Supplied material:

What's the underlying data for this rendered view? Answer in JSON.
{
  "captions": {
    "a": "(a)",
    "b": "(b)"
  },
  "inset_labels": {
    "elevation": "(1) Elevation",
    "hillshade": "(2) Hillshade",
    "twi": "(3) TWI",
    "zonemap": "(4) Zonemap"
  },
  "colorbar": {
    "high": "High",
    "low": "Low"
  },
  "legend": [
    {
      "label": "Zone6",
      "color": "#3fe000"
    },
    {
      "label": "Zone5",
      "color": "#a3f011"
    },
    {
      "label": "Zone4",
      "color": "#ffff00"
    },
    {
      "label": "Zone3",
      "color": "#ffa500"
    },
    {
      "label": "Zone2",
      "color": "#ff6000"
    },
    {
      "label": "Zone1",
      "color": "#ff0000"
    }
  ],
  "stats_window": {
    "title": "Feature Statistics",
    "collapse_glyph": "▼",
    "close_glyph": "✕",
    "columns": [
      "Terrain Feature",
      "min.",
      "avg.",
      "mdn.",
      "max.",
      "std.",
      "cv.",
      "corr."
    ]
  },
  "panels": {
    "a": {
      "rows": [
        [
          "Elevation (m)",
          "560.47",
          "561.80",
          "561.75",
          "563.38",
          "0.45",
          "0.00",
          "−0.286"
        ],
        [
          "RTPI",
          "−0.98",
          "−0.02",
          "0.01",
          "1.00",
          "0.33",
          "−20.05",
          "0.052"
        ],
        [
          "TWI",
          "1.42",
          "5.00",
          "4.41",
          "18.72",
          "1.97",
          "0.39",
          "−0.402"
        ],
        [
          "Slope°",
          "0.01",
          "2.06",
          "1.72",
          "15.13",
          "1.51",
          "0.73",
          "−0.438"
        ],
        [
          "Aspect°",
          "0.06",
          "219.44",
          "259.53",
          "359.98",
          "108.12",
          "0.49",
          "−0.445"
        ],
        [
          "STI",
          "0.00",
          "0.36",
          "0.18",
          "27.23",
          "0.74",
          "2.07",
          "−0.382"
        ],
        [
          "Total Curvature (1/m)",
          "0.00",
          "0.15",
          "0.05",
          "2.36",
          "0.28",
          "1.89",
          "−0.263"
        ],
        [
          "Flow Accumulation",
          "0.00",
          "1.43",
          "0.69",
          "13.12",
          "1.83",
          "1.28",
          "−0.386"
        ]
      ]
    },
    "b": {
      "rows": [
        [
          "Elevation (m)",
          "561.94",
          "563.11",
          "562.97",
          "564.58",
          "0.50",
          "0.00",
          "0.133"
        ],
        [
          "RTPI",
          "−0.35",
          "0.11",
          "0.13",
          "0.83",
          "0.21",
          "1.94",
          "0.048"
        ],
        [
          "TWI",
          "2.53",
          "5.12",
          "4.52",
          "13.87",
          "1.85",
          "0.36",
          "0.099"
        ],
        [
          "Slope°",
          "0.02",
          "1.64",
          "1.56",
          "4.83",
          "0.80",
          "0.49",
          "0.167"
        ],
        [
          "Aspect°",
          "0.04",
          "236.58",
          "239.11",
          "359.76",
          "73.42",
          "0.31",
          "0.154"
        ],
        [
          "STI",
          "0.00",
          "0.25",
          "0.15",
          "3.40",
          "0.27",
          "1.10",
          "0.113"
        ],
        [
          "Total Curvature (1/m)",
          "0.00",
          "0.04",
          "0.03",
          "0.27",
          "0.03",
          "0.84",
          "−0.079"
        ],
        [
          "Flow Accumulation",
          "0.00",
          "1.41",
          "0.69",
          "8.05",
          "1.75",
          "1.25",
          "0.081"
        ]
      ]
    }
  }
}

Exercise directions:
Transcribe the records above exactly as they appear.

Task solution:
What's the underlying data for this rendered view? Answer in JSON.
{
  "captions": {
    "a": "(a)",
    "b": "(b)"
  },
  "inset_labels": {
    "elevation": "(1) Elevation",
    "hillshade": "(2) Hillshade",
    "twi": "(3) TWI",
    "zonemap": "(4) Zonemap"
  },
  "colorbar": {
    "high": "High",
    "low": "Low"
  },
  "legend": [
    {
      "label": "Zone6",
      "color": "#3fe000"
    },
    {
      "label": "Zone5",
      "color": "#a3f011"
    },
    {
      "label": "Zone4",
      "color": "#ffff00"
    },
    {
      "label": "Zone3",
      "color": "#ffa500"
    },
    {
      "label": "Zone2",
      "color": "#ff6000"
    },
    {
      "label": "Zone1",
      "color": "#ff0000"
    }
  ],
  "stats_window": {
    "title": "Feature Statistics",
    "collapse_glyph": "▼",
    "close_glyph": "✕",
    "columns": [
      "Terrain Feature",
      "min.",
      "avg.",
      "mdn.",
      "max.",
      "std.",
      "cv.",
      "corr."
    ]
  },
  "panels": {
    "a": {
      "rows": [
        [
          "Elevation (m)",
          "560.47",
          "561.80",
          "561.75",
          "563.38",
          "0.45",
          "0.00",
          "−0.286"
        ],
        [
          "RTPI",
          "−0.98",
          "−0.02",
          "0.01",
          "1.00",
          "0.33",
          "−20.05",
          "0.052"
        ],
        [
          "TWI",
          "1.42",
          "5.00",
          "4.41",
          "18.72",
          "1.97",
          "0.39",
          "−0.402"
        ],
        [
          "Slope°",
          "0.01",
          "2.06",
          "1.72",
          "15.13",
          "1.51",
          "0.73",
          "−0.438"
        ],
        [
          "Aspect°",
          "0.06",
          "219.44",
          "259.53",
          "359.98",
          "108.12",
          "0.49",
          "−0.445"
        ],
        [
          "STI",
          "0.00",
          "0.36",
          "0.18",
          "27.23",
          "0.74",
          "2.07",
          "−0.382"
        ],
        [
          "Total Curvature (1/m)",
          "0.00",
          "0.15",
          "0.05",
          "2.36",
          "0.28",
          "1.89",
          "−0.263"
        ],
        [
          "Flow Accumulation",
          "0.00",
          "1.43",
          "0.69",
          "13.12",
          "1.83",
          "1.28",
          "−0.386"
        ]
      ]
    },
    "b": {
      "rows": [
        [
          "Elevation (m)",
          "561.94",
          "563.11",
          "562.97",
          "564.58",
          "0.50",
          "0.00",
          "0.133"
        ],
        [
          "RTPI",
          "−0.35",
          "0.11",
          "0.13",
          "0.83",
          "0.21",
          "1.94",
          "0.048"
        ],
        [
          "TWI",
          "2.53",
          "5.12",
          "4.52",
          "13.87",
          "1.85",
          "0.36",
          "0.099"
        ],
        [
          "Slope°",
          "0.02",
          "1.64",
          "1.56",
          "4.83",
          "0.80",
          "0.49",
          "0.167"
        ],
        [
          "Aspect°",
          "0.04",
          "236.58",
          "239.11",
          "359.76",
          "73.42",
          "0.31",
          "0.154"
        ],
        [
          "STI",
          "0.00",
          "0.25",
          "0.15",
          "3.40",
          "0.27",
          "1.10",
          "0.113"
        ],
        [
          "Total Curvature (1/m)",
          "0.00",
          "0.04",
          "0.03",
          "0.27",
          "0.03",
          "0.84",
          "−0.079"
        ],
        [
          "Flow Accumulation",
          "0.00",
          "1.41",
          "0.69",
          "8.05",
          "1.75",
          "1.25",
          "0.081"
        ]
      ]
    }
  }
}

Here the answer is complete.